(Figure record listings)
···
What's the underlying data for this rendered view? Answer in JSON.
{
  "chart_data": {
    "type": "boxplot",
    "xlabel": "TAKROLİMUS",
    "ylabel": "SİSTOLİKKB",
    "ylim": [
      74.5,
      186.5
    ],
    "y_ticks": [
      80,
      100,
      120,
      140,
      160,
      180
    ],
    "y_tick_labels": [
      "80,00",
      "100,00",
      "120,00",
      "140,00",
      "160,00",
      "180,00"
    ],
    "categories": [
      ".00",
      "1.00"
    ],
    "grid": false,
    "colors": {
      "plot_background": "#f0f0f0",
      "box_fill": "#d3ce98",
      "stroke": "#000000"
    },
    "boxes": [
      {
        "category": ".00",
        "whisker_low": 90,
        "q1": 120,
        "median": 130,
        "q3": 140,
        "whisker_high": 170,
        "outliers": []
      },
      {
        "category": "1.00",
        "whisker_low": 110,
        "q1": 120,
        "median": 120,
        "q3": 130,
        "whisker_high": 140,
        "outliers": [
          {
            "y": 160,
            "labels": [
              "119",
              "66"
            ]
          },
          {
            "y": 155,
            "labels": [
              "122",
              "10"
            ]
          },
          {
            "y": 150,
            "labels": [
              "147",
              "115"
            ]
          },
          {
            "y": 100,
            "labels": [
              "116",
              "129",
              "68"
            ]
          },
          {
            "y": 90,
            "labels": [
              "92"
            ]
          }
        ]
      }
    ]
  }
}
···
Output every entry shown above, exactly.

What's the underlying data for this rendered view? Answer in JSON.
{
  "chart_data": {
    "type": "boxplot",
    "xlabel": "TAKROLİMUS",
    "ylabel": "SİSTOLİKKB",
    "ylim": [
      74.5,
      186.5
    ],
    "y_ticks": [
      80,
      100,
      120,
      140,
      160,
      180
    ],
    "y_tick_labels": [
      "80,00",
      "100,00",
      "120,00",
      "140,00",
      "160,00",
      "180,00"
    ],
    "categories": [
      ".00",
      "1.00"
    ],
    "grid": false,
    "colors": {
      "plot_background": "#f0f0f0",
      "box_fill": "#d3ce98",
      "stroke": "#000000"
    },
    "boxes": [
      {
        "category": ".00",
        "whisker_low": 90,
        "q1": 120,
        "median": 130,
        "q3": 140,
        "whisker_high": 170,
        "outliers": []
      },
      {
        "category": "1.00",
        "whisker_low": 110,
        "q1": 120,
        "median": 120,
        "q3": 130,
        "whisker_high": 140,
        "outliers": [
          {
            "y": 160,
            "labels": [
              "119",
              "66"
            ]
          },
          {
            "y": 155,
            "labels": [
              "122",
              "10"
            ]
          },
          {
            "y": 150,
            "labels": [
              "147",
              "115"
            ]
          },
          {
            "y": 100,
            "labels": [
              "116",
              "129",
              "68"
            ]
          },
          {
            "y": 90,
            "labels": [
              "92"
            ]
          }
        ]
      }
    ]
  }
}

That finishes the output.